(Figure content listings)
= = = =
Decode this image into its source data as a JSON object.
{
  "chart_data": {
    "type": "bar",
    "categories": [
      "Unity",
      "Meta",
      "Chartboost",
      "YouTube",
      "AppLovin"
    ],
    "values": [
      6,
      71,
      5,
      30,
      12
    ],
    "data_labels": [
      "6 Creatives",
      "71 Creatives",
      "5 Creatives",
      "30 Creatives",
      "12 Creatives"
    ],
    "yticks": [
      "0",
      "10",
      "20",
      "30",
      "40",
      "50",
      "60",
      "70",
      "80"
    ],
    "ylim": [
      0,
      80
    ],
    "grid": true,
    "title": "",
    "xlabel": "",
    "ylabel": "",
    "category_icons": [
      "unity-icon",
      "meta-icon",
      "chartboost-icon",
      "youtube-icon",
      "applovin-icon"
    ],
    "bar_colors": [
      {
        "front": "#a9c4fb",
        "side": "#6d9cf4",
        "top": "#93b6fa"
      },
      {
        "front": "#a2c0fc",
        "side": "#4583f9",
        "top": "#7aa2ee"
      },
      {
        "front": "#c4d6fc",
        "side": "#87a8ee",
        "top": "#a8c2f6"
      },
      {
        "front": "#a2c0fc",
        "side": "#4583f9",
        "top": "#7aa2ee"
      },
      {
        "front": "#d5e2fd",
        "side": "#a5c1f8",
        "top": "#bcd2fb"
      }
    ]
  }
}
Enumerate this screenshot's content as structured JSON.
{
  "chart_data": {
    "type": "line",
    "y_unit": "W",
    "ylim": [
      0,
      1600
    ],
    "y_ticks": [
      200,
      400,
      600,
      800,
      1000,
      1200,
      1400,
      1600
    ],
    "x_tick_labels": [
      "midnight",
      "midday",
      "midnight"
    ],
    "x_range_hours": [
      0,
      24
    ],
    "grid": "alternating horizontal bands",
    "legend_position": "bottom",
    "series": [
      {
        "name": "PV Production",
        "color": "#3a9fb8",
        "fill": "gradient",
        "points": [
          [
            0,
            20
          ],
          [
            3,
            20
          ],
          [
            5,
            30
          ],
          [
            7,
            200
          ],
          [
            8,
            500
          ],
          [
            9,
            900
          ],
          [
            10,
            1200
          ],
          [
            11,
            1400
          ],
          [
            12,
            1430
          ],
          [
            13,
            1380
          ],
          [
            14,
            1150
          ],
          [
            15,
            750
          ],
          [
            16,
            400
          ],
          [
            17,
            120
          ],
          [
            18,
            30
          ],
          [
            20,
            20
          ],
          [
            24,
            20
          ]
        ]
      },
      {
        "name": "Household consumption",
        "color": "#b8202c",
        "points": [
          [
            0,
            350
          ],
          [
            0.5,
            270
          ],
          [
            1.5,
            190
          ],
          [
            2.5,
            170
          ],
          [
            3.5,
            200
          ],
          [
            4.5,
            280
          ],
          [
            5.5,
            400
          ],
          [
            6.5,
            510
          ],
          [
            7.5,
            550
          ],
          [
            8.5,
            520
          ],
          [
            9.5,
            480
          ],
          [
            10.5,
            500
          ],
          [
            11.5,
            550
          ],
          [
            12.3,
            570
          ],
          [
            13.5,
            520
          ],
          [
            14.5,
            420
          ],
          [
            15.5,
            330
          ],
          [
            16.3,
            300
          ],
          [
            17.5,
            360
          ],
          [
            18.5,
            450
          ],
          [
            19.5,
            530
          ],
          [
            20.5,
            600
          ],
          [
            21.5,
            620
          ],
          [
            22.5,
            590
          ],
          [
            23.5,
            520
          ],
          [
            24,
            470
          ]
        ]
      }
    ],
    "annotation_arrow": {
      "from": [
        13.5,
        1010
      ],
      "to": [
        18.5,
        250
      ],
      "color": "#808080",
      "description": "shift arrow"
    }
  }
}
= = = =
__WHAT TO WORK ON__.
Write out the entire listing exactly.

__EXERCISE RESPONSE__.
Decode this image into its source data as a JSON object.
{
  "chart_data": {
    "type": "bar",
    "categories": [
      "Unity",
      "Meta",
      "Chartboost",
      "YouTube",
      "AppLovin"
    ],
    "values": [
      6,
      71,
      5,
      30,
      12
    ],
    "data_labels": [
      "6 Creatives",
      "71 Creatives",
      "5 Creatives",
      "30 Creatives",
      "12 Creatives"
    ],
    "yticks": [
      "0",
      "10",
      "20",
      "30",
      "40",
      "50",
      "60",
      "70",
      "80"
    ],
    "ylim": [
      0,
      80
    ],
    "grid": true,
    "title": "",
    "xlabel": "",
    "ylabel": "",
    "category_icons": [
      "unity-icon",
      "meta-icon",
      "chartboost-icon",
      "youtube-icon",
      "applovin-icon"
    ],
    "bar_colors": [
      {
        "front": "#a9c4fb",
        "side": "#6d9cf4",
        "top": "#93b6fa"
      },
      {
        "front": "#a2c0fc",
        "side": "#4583f9",
        "top": "#7aa2ee"
      },
      {
        "front": "#c4d6fc",
        "side": "#87a8ee",
        "top": "#a8c2f6"
      },
      {
        "front": "#a2c0fc",
        "side": "#4583f9",
        "top": "#7aa2ee"
      },
      {
        "front": "#d5e2fd",
        "side": "#a5c1f8",
        "top": "#bcd2fb"
      }
    ]
  }
}
Enumerate this screenshot's content as structured JSON.
{
  "chart_data": {
    "type": "line",
    "y_unit": "W",
    "ylim": [
      0,
      1600
    ],
    "y_ticks": [
      200,
      400,
      600,
      800,
      1000,
      1200,
      1400,
      1600
    ],
    "x_tick_labels": [
      "midnight",
      "midday",
      "midnight"
    ],
    "x_range_hours": [
      0,
      24
    ],
    "grid": "alternating horizontal bands",
    "legend_position": "bottom",
    "series": [
      {
        "name": "PV Production",
        "color": "#3a9fb8",
        "fill": "gradient",
        "points": [
          [
            0,
            20
          ],
          [
            3,
            20
          ],
          [
            5,
            30
          ],
          [
            7,
            200
          ],
          [
            8,
            500
          ],
          [
            9,
            900
          ],
          [
            10,
            1200
          ],
          [
            11,
            1400
          ],
          [
            12,
            1430
          ],
          [
            13,
            1380
          ],
          [
            14,
            1150
          ],
          [
            15,
            750
          ],
          [
            16,
            400
          ],
          [
            17,
            120
          ],
          [
            18,
            30
          ],
          [
            20,
            20
          ],
          [
            24,
            20
          ]
        ]
      },
      {
        "name": "Household consumption",
        "color": "#b8202c",
        "points": [
          [
            0,
            350
          ],
          [
            0.5,
            270
          ],
          [
            1.5,
            190
          ],
          [
            2.5,
            170
          ],
          [
            3.5,
            200
          ],
          [
            4.5,
            280
          ],
          [
            5.5,
            400
          ],
          [
            6.5,
            510
          ],
          [
            7.5,
            550
          ],
          [
            8.5,
            520
          ],
          [
            9.5,
            480
          ],
          [
            10.5,
            500
          ],
          [
            11.5,
            550
          ],
          [
            12.3,
            570
          ],
          [
            13.5,
            520
          ],
          [
            14.5,
            420
          ],
          [
            15.5,
            330
          ],
          [
            16.3,
            300
          ],
          [
            17.5,
            360
          ],
          [
            18.5,
            450
          ],
          [
            19.5,
            530
          ],
          [
            20.5,
            600
          ],
          [
            21.5,
            620
          ],
          [
            22.5,
            590
          ],
          [
            23.5,
            520
          ],
          [
            24,
            470
          ]
        ]
      }
    ],
    "annotation_arrow": {
      "from": [
        13.5,
        1010
      ],
      "to": [
        18.5,
        250
      ],
      "color": "#808080",
      "description": "shift arrow"
    }
  }
}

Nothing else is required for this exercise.